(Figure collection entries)
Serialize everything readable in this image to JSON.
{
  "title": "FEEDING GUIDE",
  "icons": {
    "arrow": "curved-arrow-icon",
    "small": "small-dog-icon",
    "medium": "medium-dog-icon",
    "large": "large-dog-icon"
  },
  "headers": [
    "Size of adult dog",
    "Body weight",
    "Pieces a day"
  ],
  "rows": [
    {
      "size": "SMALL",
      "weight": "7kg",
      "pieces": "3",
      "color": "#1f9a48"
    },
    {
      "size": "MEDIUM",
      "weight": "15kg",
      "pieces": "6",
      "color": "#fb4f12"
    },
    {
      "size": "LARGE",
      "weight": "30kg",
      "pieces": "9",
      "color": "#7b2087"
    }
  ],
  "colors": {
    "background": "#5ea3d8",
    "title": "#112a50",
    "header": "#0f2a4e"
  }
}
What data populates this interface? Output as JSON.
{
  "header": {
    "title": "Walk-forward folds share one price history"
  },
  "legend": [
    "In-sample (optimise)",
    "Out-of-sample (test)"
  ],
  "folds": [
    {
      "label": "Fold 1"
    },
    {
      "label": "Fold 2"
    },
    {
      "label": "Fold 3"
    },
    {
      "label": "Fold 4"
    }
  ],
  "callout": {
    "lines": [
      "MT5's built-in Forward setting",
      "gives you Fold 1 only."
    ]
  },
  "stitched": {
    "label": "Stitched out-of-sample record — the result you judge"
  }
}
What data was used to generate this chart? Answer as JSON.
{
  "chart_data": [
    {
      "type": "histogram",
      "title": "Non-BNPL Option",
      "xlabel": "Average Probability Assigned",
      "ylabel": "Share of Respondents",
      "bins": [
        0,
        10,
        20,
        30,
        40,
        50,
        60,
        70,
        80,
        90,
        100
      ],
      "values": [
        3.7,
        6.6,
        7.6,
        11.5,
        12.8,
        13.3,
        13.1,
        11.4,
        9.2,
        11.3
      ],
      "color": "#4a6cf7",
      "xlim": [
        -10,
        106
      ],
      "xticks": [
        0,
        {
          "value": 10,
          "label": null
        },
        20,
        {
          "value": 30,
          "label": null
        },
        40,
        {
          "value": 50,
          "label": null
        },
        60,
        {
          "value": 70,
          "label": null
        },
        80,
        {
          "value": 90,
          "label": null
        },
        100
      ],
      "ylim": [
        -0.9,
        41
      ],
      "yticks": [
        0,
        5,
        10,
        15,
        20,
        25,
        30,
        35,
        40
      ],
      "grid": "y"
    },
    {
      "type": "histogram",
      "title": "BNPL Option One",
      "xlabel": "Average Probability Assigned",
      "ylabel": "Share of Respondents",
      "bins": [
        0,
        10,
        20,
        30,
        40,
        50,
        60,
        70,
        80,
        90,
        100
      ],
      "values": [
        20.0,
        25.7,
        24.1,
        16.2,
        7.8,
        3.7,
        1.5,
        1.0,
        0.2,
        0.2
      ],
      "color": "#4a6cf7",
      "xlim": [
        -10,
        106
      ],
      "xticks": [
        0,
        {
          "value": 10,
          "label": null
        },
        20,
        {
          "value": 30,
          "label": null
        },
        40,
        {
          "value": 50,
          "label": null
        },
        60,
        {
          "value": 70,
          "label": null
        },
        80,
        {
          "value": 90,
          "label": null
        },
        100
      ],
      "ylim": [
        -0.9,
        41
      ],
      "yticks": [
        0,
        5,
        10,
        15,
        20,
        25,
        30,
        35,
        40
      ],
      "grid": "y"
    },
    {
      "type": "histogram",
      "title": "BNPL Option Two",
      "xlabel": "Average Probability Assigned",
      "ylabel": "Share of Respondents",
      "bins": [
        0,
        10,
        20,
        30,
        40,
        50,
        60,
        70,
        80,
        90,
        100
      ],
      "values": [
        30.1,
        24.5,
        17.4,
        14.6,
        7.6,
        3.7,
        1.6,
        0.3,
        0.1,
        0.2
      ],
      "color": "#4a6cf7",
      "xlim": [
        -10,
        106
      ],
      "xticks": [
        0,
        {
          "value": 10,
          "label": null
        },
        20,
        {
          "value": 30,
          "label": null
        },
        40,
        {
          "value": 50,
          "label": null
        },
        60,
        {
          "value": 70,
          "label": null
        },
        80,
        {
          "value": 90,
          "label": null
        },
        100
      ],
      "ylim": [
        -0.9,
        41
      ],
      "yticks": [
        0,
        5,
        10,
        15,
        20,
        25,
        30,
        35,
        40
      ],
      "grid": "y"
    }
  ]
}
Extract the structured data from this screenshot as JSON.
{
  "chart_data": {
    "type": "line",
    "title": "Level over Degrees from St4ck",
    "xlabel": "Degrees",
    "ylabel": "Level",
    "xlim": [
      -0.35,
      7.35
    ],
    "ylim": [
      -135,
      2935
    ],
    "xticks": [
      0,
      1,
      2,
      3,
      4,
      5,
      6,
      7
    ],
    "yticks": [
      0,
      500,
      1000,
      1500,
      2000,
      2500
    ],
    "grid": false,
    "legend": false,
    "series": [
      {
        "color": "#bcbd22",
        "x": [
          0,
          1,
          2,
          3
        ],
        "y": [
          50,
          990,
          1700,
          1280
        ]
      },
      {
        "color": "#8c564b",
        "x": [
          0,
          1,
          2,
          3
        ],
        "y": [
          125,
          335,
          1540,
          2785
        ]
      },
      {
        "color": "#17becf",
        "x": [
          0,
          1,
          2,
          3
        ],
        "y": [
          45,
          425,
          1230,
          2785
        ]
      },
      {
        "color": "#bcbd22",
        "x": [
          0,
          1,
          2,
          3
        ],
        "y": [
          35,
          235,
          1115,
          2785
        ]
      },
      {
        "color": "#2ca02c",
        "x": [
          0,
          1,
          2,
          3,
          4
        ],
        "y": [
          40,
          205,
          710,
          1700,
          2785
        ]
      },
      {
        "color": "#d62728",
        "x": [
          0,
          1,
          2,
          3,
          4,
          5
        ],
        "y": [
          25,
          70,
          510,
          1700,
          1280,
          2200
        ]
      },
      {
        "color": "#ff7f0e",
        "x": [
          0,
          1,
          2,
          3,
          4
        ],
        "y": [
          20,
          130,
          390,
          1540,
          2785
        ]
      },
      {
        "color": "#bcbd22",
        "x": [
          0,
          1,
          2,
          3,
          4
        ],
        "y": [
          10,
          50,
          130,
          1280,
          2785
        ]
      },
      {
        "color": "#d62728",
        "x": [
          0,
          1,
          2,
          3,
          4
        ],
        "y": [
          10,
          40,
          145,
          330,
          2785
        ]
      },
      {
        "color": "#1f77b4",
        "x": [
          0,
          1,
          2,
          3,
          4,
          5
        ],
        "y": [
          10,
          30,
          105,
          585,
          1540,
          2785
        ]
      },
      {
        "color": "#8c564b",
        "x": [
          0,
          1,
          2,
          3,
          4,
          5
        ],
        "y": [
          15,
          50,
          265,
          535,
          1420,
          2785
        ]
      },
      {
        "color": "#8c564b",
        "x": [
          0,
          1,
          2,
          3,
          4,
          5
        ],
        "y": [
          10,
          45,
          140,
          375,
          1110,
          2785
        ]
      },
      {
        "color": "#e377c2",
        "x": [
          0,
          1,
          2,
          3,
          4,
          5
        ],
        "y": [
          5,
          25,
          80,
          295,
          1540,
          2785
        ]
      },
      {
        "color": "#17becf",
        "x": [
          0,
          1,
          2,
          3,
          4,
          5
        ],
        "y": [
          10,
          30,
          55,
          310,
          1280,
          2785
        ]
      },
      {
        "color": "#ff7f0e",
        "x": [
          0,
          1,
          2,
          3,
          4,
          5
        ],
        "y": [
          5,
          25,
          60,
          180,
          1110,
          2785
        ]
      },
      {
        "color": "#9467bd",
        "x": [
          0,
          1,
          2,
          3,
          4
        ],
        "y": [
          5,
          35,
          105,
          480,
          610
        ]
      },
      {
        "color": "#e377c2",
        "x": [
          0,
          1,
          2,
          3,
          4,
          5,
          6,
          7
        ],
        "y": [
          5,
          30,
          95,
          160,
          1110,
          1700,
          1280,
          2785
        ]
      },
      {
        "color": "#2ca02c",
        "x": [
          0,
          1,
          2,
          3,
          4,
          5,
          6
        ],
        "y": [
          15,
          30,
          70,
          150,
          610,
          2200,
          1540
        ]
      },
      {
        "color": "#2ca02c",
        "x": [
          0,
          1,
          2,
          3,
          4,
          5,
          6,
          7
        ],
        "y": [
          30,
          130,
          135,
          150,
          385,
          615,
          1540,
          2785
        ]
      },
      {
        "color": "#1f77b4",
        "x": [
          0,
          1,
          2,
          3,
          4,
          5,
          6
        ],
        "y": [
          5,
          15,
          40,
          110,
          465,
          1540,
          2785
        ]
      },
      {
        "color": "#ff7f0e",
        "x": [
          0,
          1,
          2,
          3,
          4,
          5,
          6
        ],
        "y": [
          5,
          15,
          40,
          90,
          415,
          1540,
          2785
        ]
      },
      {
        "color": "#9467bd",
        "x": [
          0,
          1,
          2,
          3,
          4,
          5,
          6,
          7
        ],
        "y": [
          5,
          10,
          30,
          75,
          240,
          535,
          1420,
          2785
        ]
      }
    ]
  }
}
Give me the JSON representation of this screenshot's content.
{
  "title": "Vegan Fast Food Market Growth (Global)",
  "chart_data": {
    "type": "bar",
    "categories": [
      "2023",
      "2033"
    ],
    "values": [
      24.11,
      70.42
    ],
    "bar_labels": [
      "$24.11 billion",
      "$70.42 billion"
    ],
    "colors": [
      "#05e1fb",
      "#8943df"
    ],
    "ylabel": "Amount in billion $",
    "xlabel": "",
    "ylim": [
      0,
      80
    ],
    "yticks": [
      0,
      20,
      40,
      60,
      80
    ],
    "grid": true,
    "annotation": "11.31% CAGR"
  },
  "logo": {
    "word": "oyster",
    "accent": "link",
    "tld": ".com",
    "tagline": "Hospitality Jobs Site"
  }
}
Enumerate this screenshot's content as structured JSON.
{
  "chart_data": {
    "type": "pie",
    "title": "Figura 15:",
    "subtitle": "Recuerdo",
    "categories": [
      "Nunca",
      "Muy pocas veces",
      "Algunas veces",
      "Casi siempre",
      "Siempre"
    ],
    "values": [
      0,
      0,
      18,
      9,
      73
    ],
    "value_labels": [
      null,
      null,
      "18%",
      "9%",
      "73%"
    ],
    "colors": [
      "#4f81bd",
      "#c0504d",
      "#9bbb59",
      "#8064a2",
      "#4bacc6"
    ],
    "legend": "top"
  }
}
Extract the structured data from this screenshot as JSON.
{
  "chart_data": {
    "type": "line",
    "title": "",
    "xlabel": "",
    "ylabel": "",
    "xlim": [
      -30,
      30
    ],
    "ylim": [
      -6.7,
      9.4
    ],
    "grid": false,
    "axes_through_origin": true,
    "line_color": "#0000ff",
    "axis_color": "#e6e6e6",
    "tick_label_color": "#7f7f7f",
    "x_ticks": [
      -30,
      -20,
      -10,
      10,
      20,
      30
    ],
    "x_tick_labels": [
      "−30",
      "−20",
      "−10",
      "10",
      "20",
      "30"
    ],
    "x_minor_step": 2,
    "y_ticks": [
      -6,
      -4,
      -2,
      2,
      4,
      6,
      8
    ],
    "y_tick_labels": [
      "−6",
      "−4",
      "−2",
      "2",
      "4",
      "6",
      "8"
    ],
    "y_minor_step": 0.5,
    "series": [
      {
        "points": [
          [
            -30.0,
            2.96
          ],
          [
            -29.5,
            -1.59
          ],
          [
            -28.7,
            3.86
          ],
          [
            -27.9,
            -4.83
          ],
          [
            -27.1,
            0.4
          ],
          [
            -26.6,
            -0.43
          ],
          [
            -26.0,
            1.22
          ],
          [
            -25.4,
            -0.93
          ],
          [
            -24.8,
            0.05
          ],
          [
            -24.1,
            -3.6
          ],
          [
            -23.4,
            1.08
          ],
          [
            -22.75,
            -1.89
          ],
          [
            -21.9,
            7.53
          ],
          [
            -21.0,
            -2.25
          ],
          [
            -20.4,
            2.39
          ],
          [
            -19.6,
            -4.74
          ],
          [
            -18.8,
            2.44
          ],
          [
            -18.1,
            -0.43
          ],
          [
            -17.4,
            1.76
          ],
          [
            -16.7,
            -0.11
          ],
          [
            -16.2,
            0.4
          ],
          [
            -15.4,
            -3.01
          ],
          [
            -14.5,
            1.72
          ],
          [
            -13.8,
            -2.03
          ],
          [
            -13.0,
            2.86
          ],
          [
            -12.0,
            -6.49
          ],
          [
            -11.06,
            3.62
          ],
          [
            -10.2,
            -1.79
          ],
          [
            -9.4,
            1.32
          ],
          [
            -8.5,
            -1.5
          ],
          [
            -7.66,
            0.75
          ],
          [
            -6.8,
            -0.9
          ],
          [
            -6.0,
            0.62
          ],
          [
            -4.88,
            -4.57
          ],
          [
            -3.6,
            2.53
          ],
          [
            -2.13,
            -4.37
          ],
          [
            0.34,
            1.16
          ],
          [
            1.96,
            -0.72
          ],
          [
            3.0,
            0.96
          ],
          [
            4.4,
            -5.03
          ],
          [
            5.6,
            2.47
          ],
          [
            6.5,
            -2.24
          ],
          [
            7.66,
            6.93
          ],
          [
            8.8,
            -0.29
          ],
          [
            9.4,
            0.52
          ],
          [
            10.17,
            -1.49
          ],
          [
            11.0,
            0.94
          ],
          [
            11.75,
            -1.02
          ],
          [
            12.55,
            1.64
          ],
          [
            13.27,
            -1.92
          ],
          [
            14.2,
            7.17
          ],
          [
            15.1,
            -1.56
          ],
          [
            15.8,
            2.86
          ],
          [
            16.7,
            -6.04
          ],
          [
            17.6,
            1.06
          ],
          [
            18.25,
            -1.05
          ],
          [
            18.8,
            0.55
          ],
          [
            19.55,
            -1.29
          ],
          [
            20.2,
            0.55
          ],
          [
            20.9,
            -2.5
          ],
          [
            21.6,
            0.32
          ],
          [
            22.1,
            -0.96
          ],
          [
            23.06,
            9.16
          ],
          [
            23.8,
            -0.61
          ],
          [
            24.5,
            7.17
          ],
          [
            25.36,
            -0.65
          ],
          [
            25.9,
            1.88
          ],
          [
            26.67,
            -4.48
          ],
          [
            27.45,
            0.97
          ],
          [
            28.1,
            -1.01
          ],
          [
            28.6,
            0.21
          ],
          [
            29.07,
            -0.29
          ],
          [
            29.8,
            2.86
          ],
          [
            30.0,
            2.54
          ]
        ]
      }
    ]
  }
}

[WHAT YOU HAVE TO DO]: Pull out every line of the records above that contains the word "Degrees".

[REPLY]:
    "title": "Level over Degrees from St4ck",
    "xlabel": "Degrees",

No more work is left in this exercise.